--- START OF DATA SHOWN ---

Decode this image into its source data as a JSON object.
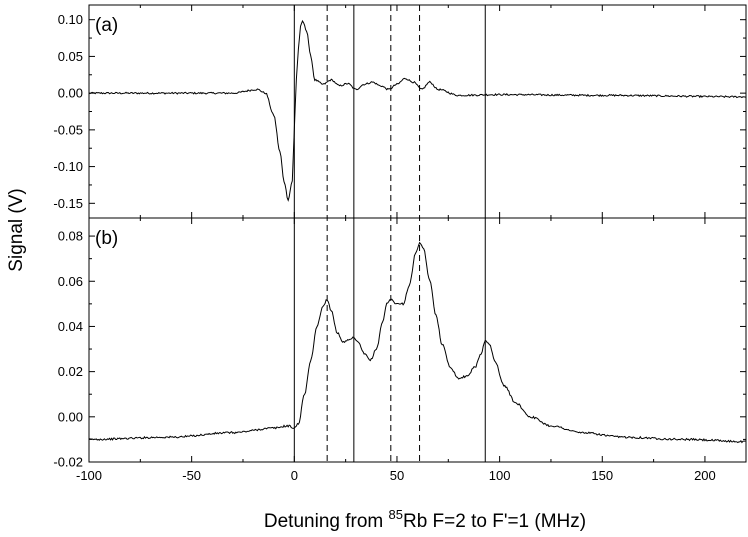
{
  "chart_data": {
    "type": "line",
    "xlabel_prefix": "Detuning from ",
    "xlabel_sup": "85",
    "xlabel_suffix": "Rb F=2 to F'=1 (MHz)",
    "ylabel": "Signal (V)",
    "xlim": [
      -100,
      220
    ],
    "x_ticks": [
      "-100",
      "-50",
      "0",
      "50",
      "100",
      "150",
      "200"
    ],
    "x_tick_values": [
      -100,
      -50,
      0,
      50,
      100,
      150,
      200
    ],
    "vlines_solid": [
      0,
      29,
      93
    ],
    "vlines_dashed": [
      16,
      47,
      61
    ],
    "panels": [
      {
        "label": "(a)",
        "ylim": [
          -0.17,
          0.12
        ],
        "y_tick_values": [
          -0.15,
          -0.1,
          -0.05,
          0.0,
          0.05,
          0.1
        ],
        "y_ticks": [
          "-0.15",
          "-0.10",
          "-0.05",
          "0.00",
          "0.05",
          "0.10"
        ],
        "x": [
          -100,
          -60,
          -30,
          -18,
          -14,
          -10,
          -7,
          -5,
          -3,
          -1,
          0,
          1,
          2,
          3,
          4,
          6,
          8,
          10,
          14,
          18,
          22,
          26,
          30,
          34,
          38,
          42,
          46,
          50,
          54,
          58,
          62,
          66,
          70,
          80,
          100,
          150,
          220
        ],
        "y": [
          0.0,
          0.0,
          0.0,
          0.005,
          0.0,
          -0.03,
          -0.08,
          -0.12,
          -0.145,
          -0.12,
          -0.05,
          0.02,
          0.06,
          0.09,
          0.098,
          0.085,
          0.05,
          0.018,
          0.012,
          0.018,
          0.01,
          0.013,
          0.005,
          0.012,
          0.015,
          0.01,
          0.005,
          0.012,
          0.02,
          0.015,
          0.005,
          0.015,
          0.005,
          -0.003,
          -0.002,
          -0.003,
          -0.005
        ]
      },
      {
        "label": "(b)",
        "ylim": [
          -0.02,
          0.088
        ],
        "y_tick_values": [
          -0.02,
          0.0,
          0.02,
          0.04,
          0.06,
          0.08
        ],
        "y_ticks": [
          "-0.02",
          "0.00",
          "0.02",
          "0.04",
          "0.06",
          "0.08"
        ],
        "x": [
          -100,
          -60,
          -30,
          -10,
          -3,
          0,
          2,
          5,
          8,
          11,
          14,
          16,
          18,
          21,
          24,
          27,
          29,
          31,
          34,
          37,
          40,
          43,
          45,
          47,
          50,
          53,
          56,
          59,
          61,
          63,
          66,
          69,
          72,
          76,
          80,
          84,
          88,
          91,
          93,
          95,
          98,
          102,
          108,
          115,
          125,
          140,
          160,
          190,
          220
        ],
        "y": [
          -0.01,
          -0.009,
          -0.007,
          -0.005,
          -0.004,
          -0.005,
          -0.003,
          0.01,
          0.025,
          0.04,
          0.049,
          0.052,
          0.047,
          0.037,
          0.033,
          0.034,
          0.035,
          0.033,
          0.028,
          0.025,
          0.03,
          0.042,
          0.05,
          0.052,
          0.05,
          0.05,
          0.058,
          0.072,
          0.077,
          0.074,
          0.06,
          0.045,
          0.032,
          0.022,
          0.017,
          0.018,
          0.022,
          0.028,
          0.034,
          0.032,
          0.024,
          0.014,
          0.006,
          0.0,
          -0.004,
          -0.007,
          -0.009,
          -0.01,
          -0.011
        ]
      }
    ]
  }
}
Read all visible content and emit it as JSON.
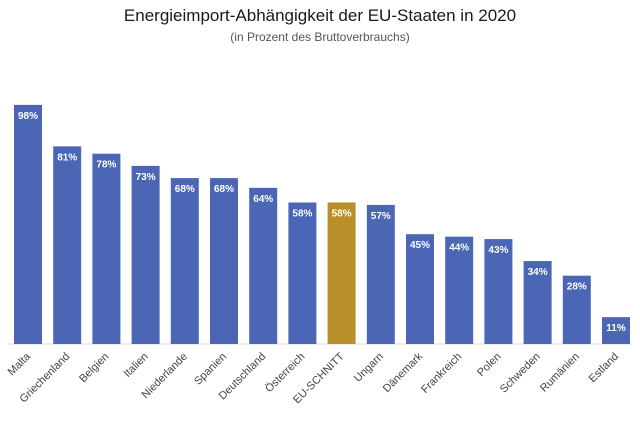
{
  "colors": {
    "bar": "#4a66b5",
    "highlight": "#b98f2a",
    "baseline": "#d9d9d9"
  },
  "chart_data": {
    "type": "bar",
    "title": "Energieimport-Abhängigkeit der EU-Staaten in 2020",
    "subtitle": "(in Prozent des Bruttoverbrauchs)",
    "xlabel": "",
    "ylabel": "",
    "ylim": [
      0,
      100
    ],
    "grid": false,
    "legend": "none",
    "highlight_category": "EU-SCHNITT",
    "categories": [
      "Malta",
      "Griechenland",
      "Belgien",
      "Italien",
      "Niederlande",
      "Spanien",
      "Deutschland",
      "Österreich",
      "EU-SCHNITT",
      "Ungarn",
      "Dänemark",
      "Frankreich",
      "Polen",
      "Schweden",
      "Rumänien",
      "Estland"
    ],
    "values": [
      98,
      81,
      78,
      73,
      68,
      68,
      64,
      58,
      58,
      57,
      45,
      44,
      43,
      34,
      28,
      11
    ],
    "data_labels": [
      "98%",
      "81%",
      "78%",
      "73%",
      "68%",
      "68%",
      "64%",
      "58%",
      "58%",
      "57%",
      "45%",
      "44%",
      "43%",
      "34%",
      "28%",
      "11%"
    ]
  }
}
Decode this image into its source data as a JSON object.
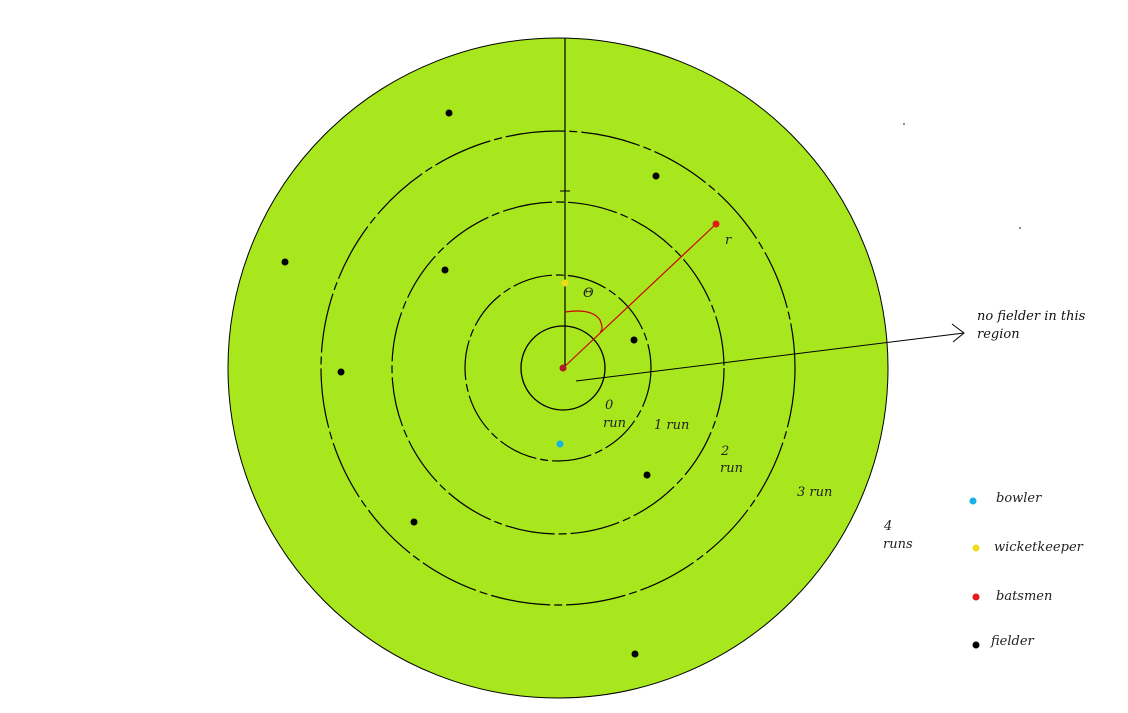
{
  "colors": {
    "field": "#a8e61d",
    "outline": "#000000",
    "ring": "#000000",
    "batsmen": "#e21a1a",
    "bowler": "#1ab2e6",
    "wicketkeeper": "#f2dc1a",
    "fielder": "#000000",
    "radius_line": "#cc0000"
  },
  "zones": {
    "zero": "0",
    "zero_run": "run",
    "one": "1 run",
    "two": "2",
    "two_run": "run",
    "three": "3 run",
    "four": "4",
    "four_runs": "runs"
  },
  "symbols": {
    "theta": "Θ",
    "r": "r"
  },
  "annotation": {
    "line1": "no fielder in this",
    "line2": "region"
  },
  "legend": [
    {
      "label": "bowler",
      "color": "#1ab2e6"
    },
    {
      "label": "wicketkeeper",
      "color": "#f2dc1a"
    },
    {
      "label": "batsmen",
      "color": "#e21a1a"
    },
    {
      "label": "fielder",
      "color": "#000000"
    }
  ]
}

--- END OF DATA SHOWN ---

__WRITTEN PROBLEM__: Check each line of the records for the word "fielder", and show the lines that contain it.

__PROBLEM SOLUTION__:
    "fielder": "#000000",
    "line1": "no fielder in this",
      "label": "fielder",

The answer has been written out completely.